▶ **Exercise directions**: Select the lines below containing the word "caption".

(Dataset records on visual material)
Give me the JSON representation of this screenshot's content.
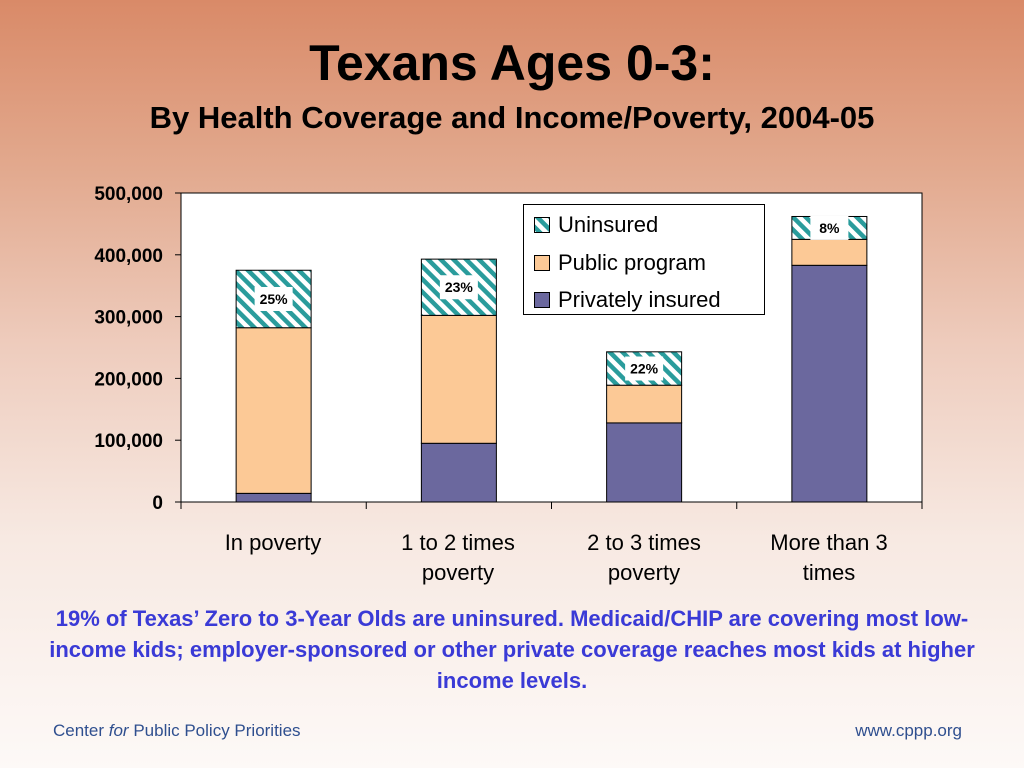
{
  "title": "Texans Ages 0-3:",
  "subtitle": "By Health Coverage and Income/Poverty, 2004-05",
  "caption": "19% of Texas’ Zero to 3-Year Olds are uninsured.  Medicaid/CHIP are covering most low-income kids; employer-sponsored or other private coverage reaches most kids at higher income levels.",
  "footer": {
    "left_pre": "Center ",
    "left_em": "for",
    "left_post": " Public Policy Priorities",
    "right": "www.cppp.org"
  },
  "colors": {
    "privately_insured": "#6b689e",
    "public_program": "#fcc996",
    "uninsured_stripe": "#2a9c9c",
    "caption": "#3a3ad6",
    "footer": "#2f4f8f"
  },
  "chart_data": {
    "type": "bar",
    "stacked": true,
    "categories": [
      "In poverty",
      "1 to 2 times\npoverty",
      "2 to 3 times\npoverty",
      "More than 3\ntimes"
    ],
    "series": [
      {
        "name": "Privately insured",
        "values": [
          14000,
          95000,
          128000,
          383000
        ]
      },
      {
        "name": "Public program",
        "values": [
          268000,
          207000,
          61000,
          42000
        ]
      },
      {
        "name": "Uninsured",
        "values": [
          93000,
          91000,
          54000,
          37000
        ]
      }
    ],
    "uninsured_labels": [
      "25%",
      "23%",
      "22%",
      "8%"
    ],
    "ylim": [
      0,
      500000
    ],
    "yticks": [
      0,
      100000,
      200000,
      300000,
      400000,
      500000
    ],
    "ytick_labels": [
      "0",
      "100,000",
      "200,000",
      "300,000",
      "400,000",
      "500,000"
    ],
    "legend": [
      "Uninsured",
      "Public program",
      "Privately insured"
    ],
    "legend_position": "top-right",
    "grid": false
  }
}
--
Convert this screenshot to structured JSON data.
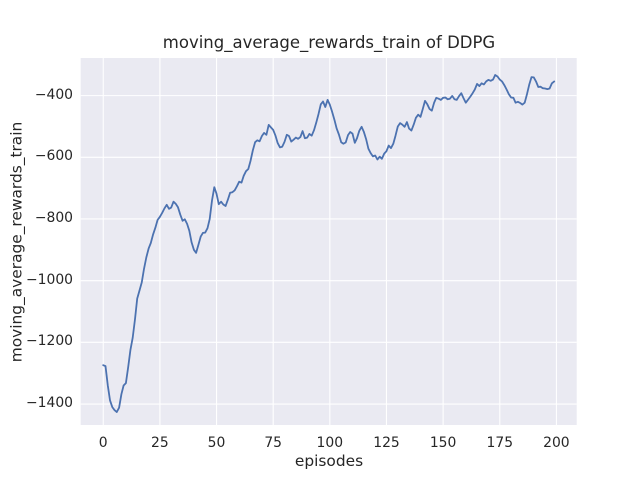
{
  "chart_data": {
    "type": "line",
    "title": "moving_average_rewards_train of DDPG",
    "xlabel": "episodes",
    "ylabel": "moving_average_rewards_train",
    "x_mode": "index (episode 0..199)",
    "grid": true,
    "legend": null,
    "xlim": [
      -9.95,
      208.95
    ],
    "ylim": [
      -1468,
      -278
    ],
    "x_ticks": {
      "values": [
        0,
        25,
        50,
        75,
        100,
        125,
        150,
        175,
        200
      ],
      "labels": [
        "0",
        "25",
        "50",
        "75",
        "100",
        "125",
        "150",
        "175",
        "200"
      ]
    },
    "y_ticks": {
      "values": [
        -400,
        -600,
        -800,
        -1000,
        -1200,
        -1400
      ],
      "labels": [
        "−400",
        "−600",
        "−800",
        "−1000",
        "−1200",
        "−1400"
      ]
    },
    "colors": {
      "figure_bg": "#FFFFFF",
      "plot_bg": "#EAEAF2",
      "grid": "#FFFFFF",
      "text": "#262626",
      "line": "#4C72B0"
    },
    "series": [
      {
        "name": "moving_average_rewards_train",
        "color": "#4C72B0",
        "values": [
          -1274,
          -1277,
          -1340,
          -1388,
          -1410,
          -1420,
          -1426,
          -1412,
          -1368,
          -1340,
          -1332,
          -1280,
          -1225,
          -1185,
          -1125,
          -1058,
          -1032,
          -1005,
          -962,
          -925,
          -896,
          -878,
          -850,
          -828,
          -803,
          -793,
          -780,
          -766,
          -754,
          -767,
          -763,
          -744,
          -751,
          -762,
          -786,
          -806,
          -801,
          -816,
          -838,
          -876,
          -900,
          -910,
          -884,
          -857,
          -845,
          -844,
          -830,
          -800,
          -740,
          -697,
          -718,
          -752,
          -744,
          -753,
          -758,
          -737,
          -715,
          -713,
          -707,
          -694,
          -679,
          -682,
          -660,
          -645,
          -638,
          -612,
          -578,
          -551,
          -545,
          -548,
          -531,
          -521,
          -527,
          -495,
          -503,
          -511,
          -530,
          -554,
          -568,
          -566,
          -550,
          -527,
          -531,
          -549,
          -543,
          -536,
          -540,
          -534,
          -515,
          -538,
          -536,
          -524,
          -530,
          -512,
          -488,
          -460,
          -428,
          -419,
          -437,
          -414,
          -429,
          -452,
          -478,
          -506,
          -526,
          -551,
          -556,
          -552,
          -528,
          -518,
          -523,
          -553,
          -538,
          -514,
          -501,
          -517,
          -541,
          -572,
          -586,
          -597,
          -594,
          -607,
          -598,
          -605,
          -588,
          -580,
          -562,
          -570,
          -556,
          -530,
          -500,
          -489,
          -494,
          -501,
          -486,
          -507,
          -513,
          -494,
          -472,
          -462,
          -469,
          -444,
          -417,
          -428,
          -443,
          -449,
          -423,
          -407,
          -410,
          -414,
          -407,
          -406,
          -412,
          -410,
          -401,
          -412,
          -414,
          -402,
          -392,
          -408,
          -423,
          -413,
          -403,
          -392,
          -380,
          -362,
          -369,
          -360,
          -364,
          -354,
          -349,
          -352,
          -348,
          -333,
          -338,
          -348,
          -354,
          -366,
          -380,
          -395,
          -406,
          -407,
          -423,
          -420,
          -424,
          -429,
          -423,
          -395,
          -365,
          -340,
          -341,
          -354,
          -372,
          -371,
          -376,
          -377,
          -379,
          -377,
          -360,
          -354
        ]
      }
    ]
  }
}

▶ **The answer**:
  "caption": "19% of Texas’ Zero to 3-Year Olds are uninsured.  Medicaid/CHIP are covering most low-income kids; employer-sponsored or other private coverage reaches most kids at higher income levels.",
    "caption": "#3a3ad6",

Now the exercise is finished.